==== EXTRACTED DATA ====
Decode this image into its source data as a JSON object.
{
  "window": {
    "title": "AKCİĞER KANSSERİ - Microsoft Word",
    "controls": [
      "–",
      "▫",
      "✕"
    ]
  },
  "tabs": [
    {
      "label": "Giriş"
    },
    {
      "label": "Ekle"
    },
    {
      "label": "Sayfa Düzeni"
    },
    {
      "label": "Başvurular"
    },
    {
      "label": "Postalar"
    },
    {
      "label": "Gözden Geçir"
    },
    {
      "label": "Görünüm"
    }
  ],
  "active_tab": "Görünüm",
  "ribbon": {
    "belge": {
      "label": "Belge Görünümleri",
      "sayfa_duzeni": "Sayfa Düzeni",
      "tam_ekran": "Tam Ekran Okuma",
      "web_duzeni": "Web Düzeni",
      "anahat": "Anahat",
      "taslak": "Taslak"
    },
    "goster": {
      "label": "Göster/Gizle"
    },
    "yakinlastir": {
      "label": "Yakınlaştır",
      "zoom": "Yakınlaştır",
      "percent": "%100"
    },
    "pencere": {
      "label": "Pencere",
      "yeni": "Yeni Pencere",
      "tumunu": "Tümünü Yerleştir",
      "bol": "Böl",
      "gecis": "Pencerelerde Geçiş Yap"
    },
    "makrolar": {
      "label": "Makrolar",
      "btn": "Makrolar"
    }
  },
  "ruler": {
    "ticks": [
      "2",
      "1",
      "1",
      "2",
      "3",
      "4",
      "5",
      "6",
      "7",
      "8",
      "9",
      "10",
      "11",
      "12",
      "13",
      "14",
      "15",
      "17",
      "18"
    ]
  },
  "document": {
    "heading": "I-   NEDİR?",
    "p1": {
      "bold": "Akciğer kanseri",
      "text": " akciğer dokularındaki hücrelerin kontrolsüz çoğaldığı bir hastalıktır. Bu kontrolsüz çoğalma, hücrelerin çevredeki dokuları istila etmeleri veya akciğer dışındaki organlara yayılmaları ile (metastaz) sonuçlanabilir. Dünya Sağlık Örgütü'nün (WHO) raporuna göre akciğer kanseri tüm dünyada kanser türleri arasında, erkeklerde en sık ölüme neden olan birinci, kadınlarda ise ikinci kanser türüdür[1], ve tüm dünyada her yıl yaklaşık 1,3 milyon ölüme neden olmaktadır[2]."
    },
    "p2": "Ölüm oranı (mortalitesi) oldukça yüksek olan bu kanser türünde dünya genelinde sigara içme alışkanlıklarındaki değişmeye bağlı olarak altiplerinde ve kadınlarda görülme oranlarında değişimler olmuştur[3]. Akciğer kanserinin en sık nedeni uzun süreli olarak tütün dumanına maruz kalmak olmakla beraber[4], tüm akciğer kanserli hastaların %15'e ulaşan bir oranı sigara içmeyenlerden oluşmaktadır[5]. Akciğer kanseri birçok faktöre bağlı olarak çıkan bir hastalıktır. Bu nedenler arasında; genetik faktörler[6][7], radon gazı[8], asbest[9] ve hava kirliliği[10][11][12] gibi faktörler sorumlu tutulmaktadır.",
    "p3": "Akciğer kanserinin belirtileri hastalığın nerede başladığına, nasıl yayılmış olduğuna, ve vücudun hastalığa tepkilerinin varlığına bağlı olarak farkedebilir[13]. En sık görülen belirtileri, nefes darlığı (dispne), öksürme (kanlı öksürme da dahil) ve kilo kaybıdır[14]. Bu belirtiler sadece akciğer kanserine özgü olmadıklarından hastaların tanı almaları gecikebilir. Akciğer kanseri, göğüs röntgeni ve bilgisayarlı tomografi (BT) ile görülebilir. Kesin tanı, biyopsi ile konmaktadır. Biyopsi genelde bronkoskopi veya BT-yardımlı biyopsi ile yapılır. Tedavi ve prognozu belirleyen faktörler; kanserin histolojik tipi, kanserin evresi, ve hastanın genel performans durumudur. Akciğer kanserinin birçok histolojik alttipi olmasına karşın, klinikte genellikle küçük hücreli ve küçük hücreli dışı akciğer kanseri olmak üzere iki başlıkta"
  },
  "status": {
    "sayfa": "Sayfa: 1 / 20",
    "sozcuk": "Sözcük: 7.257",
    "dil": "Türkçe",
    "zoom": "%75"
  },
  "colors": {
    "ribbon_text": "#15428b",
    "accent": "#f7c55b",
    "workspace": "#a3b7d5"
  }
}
====
PROBLEM DETAILS: The entries above should be repeated exactly, every one of them.

RESPONSE TO THE TASK:
Decode this image into its source data as a JSON object.
{
  "window": {
    "title": "AKCİĞER KANSSERİ - Microsoft Word",
    "controls": [
      "–",
      "▫",
      "✕"
    ]
  },
  "tabs": [
    {
      "label": "Giriş"
    },
    {
      "label": "Ekle"
    },
    {
      "label": "Sayfa Düzeni"
    },
    {
      "label": "Başvurular"
    },
    {
      "label": "Postalar"
    },
    {
      "label": "Gözden Geçir"
    },
    {
      "label": "Görünüm"
    }
  ],
  "active_tab": "Görünüm",
  "ribbon": {
    "belge": {
      "label": "Belge Görünümleri",
      "sayfa_duzeni": "Sayfa Düzeni",
      "tam_ekran": "Tam Ekran Okuma",
      "web_duzeni": "Web Düzeni",
      "anahat": "Anahat",
      "taslak": "Taslak"
    },
    "goster": {
      "label": "Göster/Gizle"
    },
    "yakinlastir": {
      "label": "Yakınlaştır",
      "zoom": "Yakınlaştır",
      "percent": "%100"
    },
    "pencere": {
      "label": "Pencere",
      "yeni": "Yeni Pencere",
      "tumunu": "Tümünü Yerleştir",
      "bol": "Böl",
      "gecis": "Pencerelerde Geçiş Yap"
    },
    "makrolar": {
      "label": "Makrolar",
      "btn": "Makrolar"
    }
  },
  "ruler": {
    "ticks": [
      "2",
      "1",
      "1",
      "2",
      "3",
      "4",
      "5",
      "6",
      "7",
      "8",
      "9",
      "10",
      "11",
      "12",
      "13",
      "14",
      "15",
      "17",
      "18"
    ]
  },
  "document": {
    "heading": "I-   NEDİR?",
    "p1": {
      "bold": "Akciğer kanseri",
      "text": " akciğer dokularındaki hücrelerin kontrolsüz çoğaldığı bir hastalıktır. Bu kontrolsüz çoğalma, hücrelerin çevredeki dokuları istila etmeleri veya akciğer dışındaki organlara yayılmaları ile (metastaz) sonuçlanabilir. Dünya Sağlık Örgütü'nün (WHO) raporuna göre akciğer kanseri tüm dünyada kanser türleri arasında, erkeklerde en sık ölüme neden olan birinci, kadınlarda ise ikinci kanser türüdür[1], ve tüm dünyada her yıl yaklaşık 1,3 milyon ölüme neden olmaktadır[2]."
    },
    "p2": "Ölüm oranı (mortalitesi) oldukça yüksek olan bu kanser türünde dünya genelinde sigara içme alışkanlıklarındaki değişmeye bağlı olarak altiplerinde ve kadınlarda görülme oranlarında değişimler olmuştur[3]. Akciğer kanserinin en sık nedeni uzun süreli olarak tütün dumanına maruz kalmak olmakla beraber[4], tüm akciğer kanserli hastaların %15'e ulaşan bir oranı sigara içmeyenlerden oluşmaktadır[5]. Akciğer kanseri birçok faktöre bağlı olarak çıkan bir hastalıktır. Bu nedenler arasında; genetik faktörler[6][7], radon gazı[8], asbest[9] ve hava kirliliği[10][11][12] gibi faktörler sorumlu tutulmaktadır.",
    "p3": "Akciğer kanserinin belirtileri hastalığın nerede başladığına, nasıl yayılmış olduğuna, ve vücudun hastalığa tepkilerinin varlığına bağlı olarak farkedebilir[13]. En sık görülen belirtileri, nefes darlığı (dispne), öksürme (kanlı öksürme da dahil) ve kilo kaybıdır[14]. Bu belirtiler sadece akciğer kanserine özgü olmadıklarından hastaların tanı almaları gecikebilir. Akciğer kanseri, göğüs röntgeni ve bilgisayarlı tomografi (BT) ile görülebilir. Kesin tanı, biyopsi ile konmaktadır. Biyopsi genelde bronkoskopi veya BT-yardımlı biyopsi ile yapılır. Tedavi ve prognozu belirleyen faktörler; kanserin histolojik tipi, kanserin evresi, ve hastanın genel performans durumudur. Akciğer kanserinin birçok histolojik alttipi olmasına karşın, klinikte genellikle küçük hücreli ve küçük hücreli dışı akciğer kanseri olmak üzere iki başlıkta"
  },
  "status": {
    "sayfa": "Sayfa: 1 / 20",
    "sozcuk": "Sözcük: 7.257",
    "dil": "Türkçe",
    "zoom": "%75"
  },
  "colors": {
    "ribbon_text": "#15428b",
    "accent": "#f7c55b",
    "workspace": "#a3b7d5"
  }
}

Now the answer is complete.